▸ **TASK TO CARRY OUT**
Find each line with the string "other" and report it.

▸ **INFORMATION SUPPLIED**

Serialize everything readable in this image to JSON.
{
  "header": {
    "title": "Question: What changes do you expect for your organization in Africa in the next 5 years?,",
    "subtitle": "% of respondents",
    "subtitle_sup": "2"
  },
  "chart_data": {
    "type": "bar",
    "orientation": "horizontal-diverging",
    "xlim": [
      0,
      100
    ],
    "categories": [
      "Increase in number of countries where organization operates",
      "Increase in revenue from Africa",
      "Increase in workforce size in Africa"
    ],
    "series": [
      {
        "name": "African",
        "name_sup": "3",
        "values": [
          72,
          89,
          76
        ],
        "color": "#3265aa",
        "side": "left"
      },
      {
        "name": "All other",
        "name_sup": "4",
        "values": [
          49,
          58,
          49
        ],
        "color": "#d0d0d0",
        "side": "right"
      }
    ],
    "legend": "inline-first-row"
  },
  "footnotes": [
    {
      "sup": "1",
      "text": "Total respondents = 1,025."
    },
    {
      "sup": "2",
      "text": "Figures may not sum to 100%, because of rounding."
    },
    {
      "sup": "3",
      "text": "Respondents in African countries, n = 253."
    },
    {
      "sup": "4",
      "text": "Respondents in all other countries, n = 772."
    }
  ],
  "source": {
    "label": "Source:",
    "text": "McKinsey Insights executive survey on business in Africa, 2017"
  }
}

▸ **EXERCISE OUTPUT**
        "name": "All other",
      "text": "Respondents in all other countries, n = 772."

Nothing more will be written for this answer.